--- Entries ---

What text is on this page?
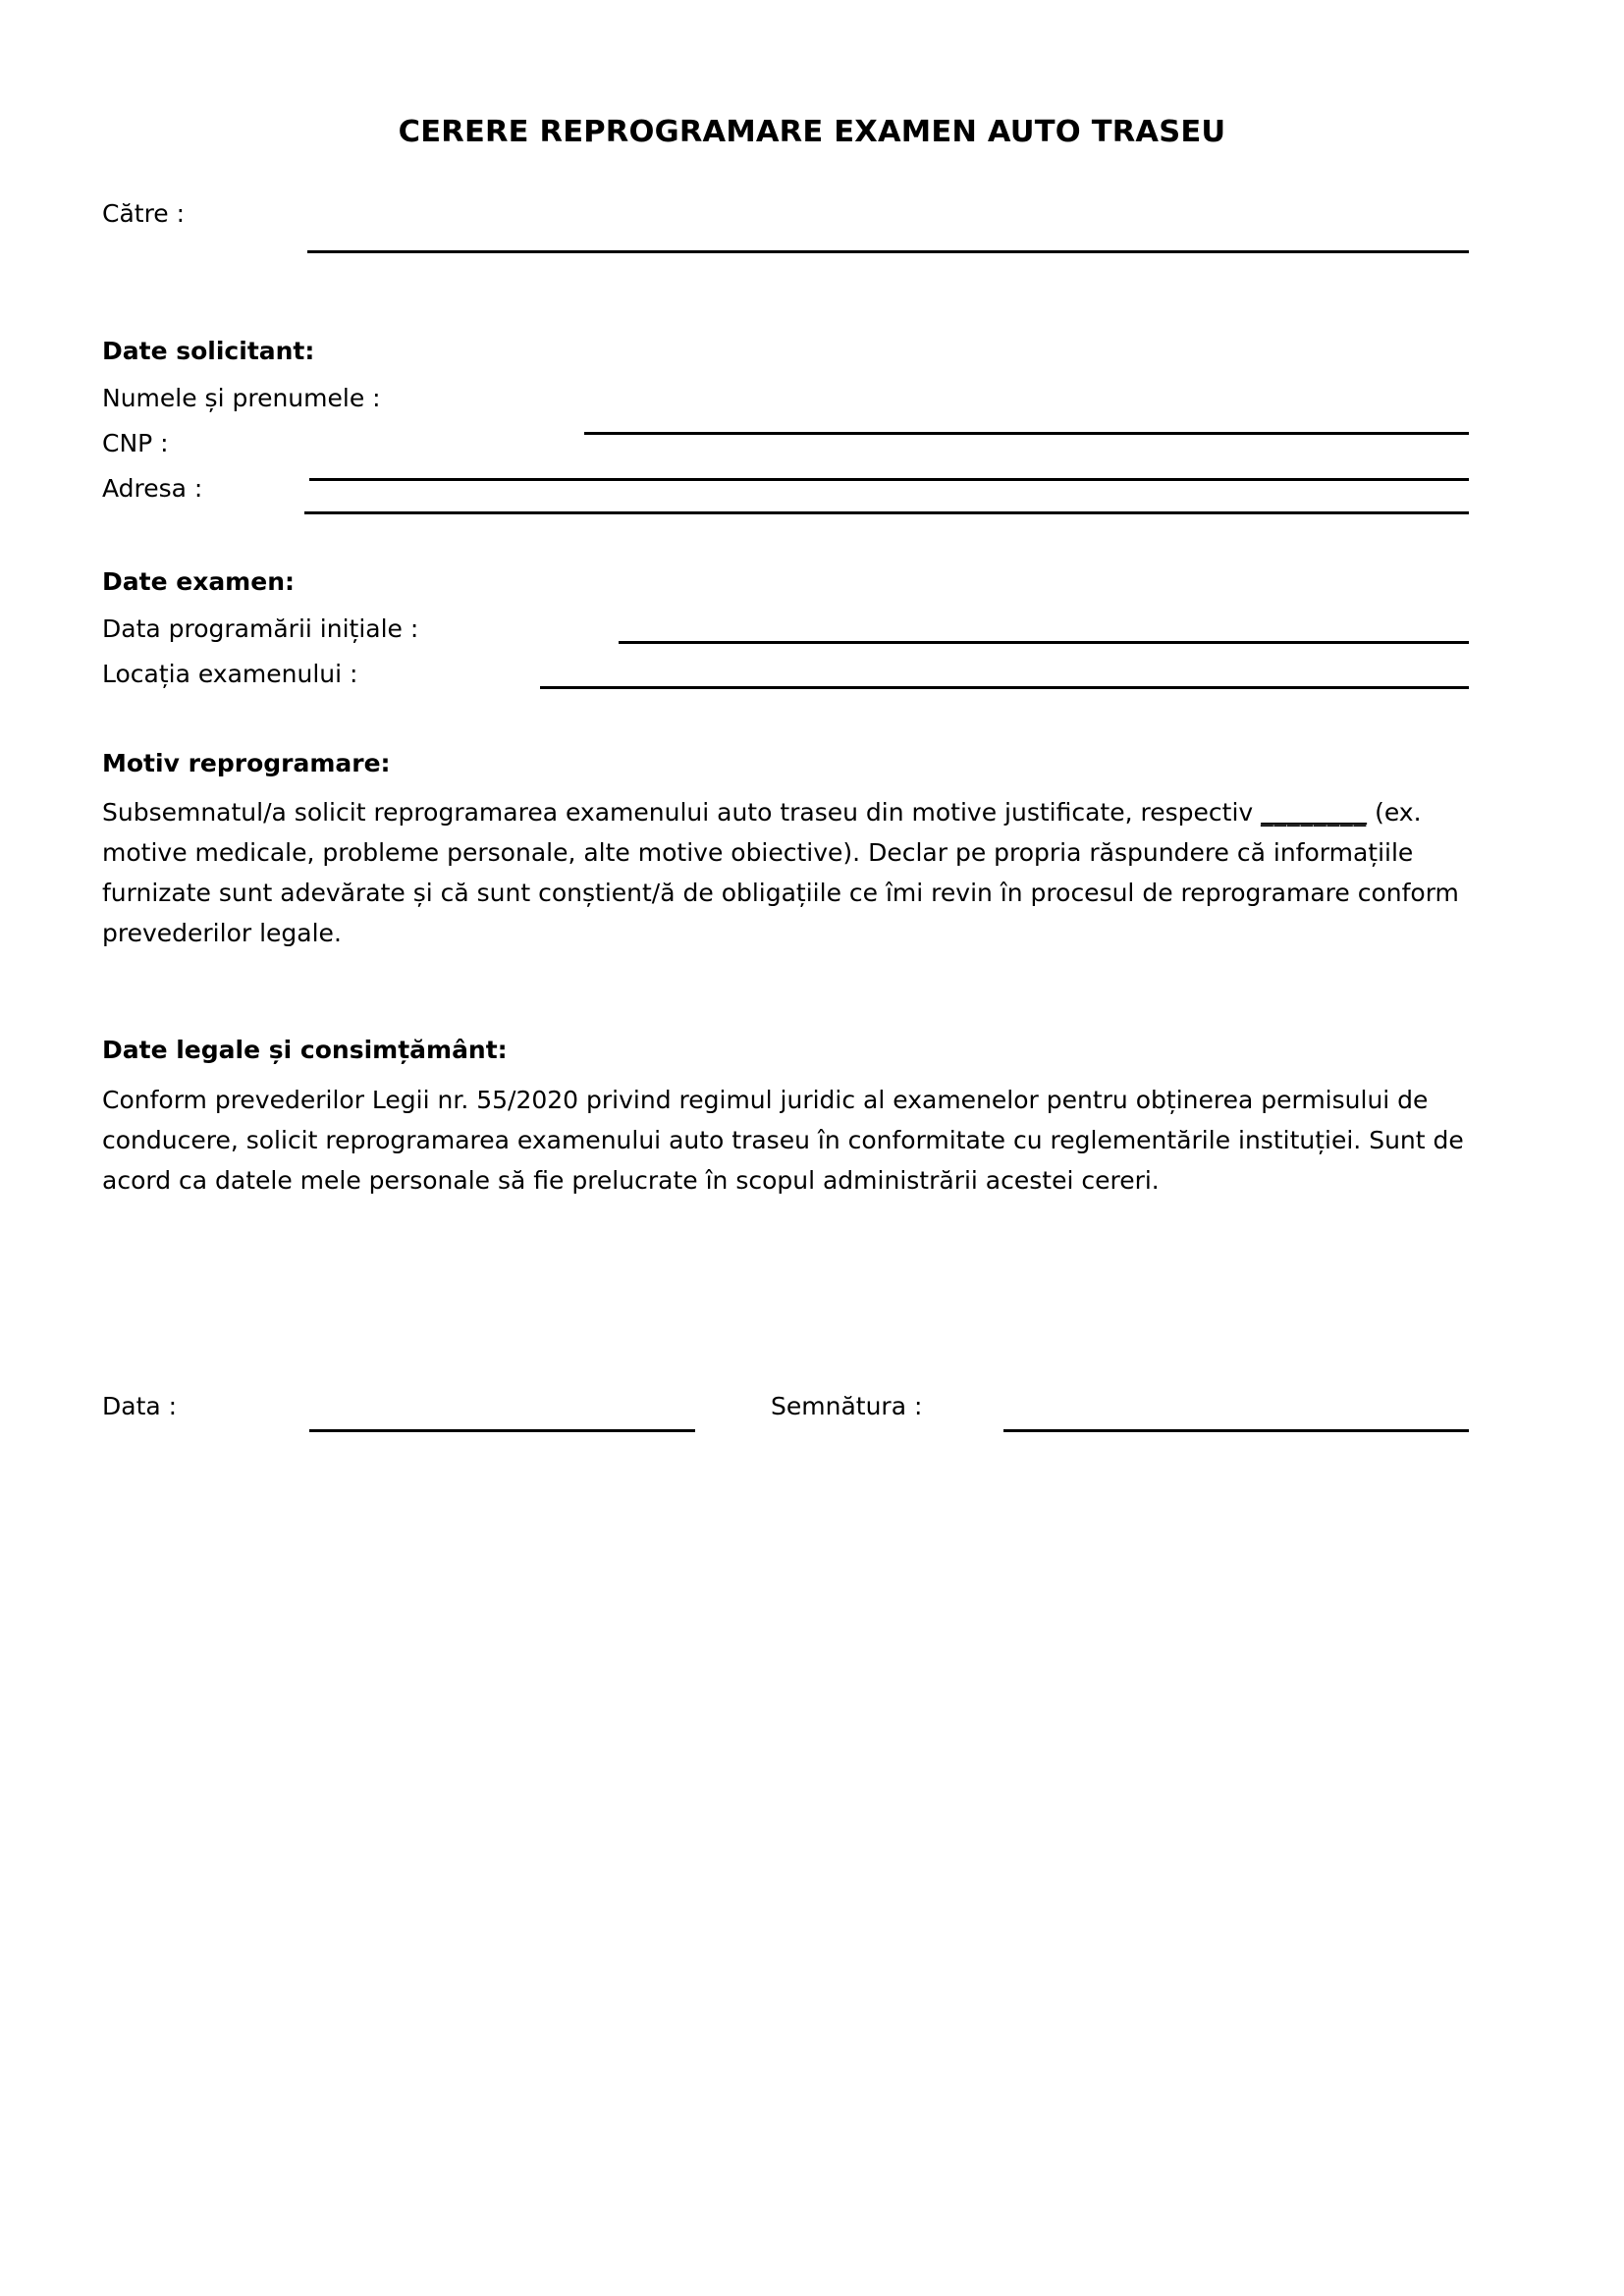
CERERE REPROGRAMARE EXAMEN AUTO TRASEU
Către :
Date solicitant:
Numele și prenumele :
CNP :
Adresa :
Date examen:
Data programării inițiale :
Locația examenului :
Motiv reprogramare:
Subsemnatul/a solicit reprogramarea examenului auto traseu din motive justificate, respectiv ________ (ex. motive medicale, probleme personale, alte motive obiective). Declar pe propria răspundere că informațiile furnizate sunt adevărate și că sunt conștient/ă de obligațiile ce îmi revin în procesul de reprogramare conform prevederilor legale.
Date legale și consimțământ:
Conform prevederilor Legii nr. 55/2020 privind regimul juridic al examenelor pentru obținerea permisului de conducere, solicit reprogramarea examenului auto traseu în conformitate cu reglementările instituției. Sunt de acord ca datele mele personale să fie prelucrate în scopul administrării acestei cereri.
Data :	Semnătura :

---

**Instruction**. Without including any picture, repeat the data exactly.

**Answer for this exercise**.
What text is on this page?
CERERE REPROGRAMARE EXAMEN AUTO TRASEU
Către :
Date solicitant:
Numele și prenumele :
CNP :
Adresa :
Date examen:
Data programării inițiale :
Locația examenului :
Motiv reprogramare:
Subsemnatul/a solicit reprogramarea examenului auto traseu din motive justificate, respectiv ________ (ex. motive medicale, probleme personale, alte motive obiective). Declar pe propria răspundere că informațiile furnizate sunt adevărate și că sunt conștient/ă de obligațiile ce îmi revin în procesul de reprogramare conform prevederilor legale.
Date legale și consimțământ:
Conform prevederilor Legii nr. 55/2020 privind regimul juridic al examenelor pentru obținerea permisului de conducere, solicit reprogramarea examenului auto traseu în conformitate cu reglementările instituției. Sunt de acord ca datele mele personale să fie prelucrate în scopul administrării acestei cereri.
Data :	Semnătura :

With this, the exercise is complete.